Work required
Reproduce every one of the entries below verbatim, leaving out the pictures.

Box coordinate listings
──────
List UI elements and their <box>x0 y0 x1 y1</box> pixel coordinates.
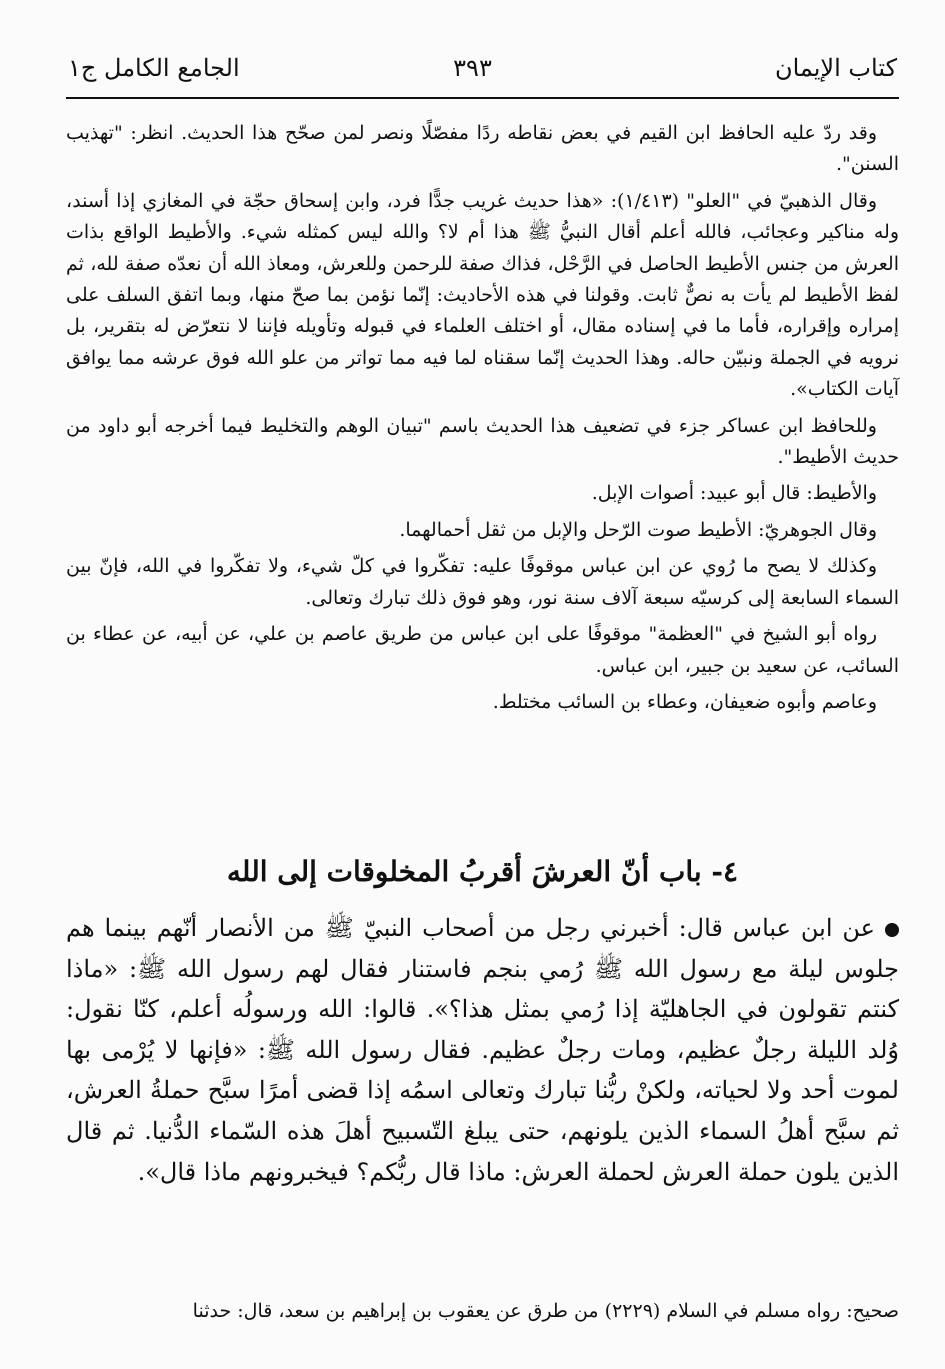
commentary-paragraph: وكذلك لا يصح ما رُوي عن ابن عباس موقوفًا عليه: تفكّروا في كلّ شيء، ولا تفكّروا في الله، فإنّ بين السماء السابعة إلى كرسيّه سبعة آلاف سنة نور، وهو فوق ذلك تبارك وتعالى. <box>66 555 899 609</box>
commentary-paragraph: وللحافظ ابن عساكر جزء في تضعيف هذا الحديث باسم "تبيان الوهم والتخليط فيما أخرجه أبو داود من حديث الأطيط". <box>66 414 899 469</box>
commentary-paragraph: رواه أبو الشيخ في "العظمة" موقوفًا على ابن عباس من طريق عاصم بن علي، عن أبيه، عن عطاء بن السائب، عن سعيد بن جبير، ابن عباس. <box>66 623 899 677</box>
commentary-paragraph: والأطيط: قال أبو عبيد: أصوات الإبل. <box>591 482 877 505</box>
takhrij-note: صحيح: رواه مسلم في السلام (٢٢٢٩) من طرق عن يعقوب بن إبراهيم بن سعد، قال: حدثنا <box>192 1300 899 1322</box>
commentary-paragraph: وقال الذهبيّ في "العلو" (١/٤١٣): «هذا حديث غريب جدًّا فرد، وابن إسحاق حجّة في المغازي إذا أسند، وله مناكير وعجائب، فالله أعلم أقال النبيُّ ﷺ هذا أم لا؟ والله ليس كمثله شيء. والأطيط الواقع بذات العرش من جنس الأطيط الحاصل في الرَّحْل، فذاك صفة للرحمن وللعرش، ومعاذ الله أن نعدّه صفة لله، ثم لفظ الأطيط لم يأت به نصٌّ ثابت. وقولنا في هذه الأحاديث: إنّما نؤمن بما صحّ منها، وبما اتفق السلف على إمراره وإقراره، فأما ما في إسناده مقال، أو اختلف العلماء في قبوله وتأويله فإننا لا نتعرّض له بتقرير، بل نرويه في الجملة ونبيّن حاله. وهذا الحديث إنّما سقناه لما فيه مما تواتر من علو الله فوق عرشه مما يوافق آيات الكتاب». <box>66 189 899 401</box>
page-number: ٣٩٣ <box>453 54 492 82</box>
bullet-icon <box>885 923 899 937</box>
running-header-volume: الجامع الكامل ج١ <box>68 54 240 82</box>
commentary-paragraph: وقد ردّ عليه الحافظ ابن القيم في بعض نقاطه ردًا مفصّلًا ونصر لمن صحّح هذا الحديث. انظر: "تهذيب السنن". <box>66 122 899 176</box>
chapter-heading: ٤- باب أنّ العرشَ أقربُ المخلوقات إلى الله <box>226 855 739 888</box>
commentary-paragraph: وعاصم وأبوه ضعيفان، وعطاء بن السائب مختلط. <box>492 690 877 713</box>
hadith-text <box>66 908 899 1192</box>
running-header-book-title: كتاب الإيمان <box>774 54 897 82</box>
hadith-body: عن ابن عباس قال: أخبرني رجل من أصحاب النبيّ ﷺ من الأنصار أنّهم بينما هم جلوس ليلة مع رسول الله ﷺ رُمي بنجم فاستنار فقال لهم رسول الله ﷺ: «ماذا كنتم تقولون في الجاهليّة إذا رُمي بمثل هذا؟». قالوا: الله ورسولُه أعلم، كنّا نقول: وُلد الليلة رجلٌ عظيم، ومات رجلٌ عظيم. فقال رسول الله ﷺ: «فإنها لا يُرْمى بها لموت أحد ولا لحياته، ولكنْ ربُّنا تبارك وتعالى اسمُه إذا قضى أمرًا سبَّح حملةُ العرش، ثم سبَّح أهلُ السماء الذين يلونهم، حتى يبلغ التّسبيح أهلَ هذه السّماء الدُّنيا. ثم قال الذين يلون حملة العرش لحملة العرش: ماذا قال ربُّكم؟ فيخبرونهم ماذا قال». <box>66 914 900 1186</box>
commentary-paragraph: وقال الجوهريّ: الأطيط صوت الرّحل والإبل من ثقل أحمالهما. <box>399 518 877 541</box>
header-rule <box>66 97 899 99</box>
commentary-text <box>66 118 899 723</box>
──────
Response for this exercise
List UI elements and their <box>x0 y0 x1 y1</box> pixel coordinates.
commentary-paragraph: وكذلك لا يصح ما رُوي عن ابن عباس موقوفًا عليه: تفكّروا في كلّ شيء، ولا تفكّروا في الله، فإنّ بين السماء السابعة إلى كرسيّه سبعة آلاف سنة نور، وهو فوق ذلك تبارك وتعالى. <box>66 555 899 609</box>
commentary-paragraph: وللحافظ ابن عساكر جزء في تضعيف هذا الحديث باسم "تبيان الوهم والتخليط فيما أخرجه أبو داود من حديث الأطيط". <box>66 414 899 469</box>
commentary-paragraph: رواه أبو الشيخ في "العظمة" موقوفًا على ابن عباس من طريق عاصم بن علي، عن أبيه، عن عطاء بن السائب، عن سعيد بن جبير، ابن عباس. <box>66 623 899 677</box>
commentary-paragraph: والأطيط: قال أبو عبيد: أصوات الإبل. <box>591 482 877 505</box>
takhrij-note: صحيح: رواه مسلم في السلام (٢٢٢٩) من طرق عن يعقوب بن إبراهيم بن سعد، قال: حدثنا <box>192 1300 899 1322</box>
commentary-paragraph: وقال الذهبيّ في "العلو" (١/٤١٣): «هذا حديث غريب جدًّا فرد، وابن إسحاق حجّة في المغازي إذا أسند، وله مناكير وعجائب، فالله أعلم أقال النبيُّ ﷺ هذا أم لا؟ والله ليس كمثله شيء. والأطيط الواقع بذات العرش من جنس الأطيط الحاصل في الرَّحْل، فذاك صفة للرحمن وللعرش، ومعاذ الله أن نعدّه صفة لله، ثم لفظ الأطيط لم يأت به نصٌّ ثابت. وقولنا في هذه الأحاديث: إنّما نؤمن بما صحّ منها، وبما اتفق السلف على إمراره وإقراره، فأما ما في إسناده مقال، أو اختلف العلماء في قبوله وتأويله فإننا لا نتعرّض له بتقرير، بل نرويه في الجملة ونبيّن حاله. وهذا الحديث إنّما سقناه لما فيه مما تواتر من علو الله فوق عرشه مما يوافق آيات الكتاب». <box>66 189 899 401</box>
page-number: ٣٩٣ <box>453 54 492 82</box>
bullet-icon <box>885 923 899 937</box>
running-header-volume: الجامع الكامل ج١ <box>68 54 240 82</box>
commentary-paragraph: وقد ردّ عليه الحافظ ابن القيم في بعض نقاطه ردًا مفصّلًا ونصر لمن صحّح هذا الحديث. انظر: "تهذيب السنن". <box>66 122 899 176</box>
chapter-heading: ٤- باب أنّ العرشَ أقربُ المخلوقات إلى الله <box>226 855 739 888</box>
commentary-paragraph: وعاصم وأبوه ضعيفان، وعطاء بن السائب مختلط. <box>492 690 877 713</box>
hadith-text <box>66 908 899 1192</box>
running-header-book-title: كتاب الإيمان <box>774 54 897 82</box>
hadith-body: عن ابن عباس قال: أخبرني رجل من أصحاب النبيّ ﷺ من الأنصار أنّهم بينما هم جلوس ليلة مع رسول الله ﷺ رُمي بنجم فاستنار فقال لهم رسول الله ﷺ: «ماذا كنتم تقولون في الجاهليّة إذا رُمي بمثل هذا؟». قالوا: الله ورسولُه أعلم، كنّا نقول: وُلد الليلة رجلٌ عظيم، ومات رجلٌ عظيم. فقال رسول الله ﷺ: «فإنها لا يُرْمى بها لموت أحد ولا لحياته، ولكنْ ربُّنا تبارك وتعالى اسمُه إذا قضى أمرًا سبَّح حملةُ العرش، ثم سبَّح أهلُ السماء الذين يلونهم، حتى يبلغ التّسبيح أهلَ هذه السّماء الدُّنيا. ثم قال الذين يلون حملة العرش لحملة العرش: ماذا قال ربُّكم؟ فيخبرونهم ماذا قال». <box>66 914 900 1186</box>
commentary-paragraph: وقال الجوهريّ: الأطيط صوت الرّحل والإبل من ثقل أحمالهما. <box>399 518 877 541</box>
header-rule <box>66 97 899 99</box>
commentary-text <box>66 118 899 723</box>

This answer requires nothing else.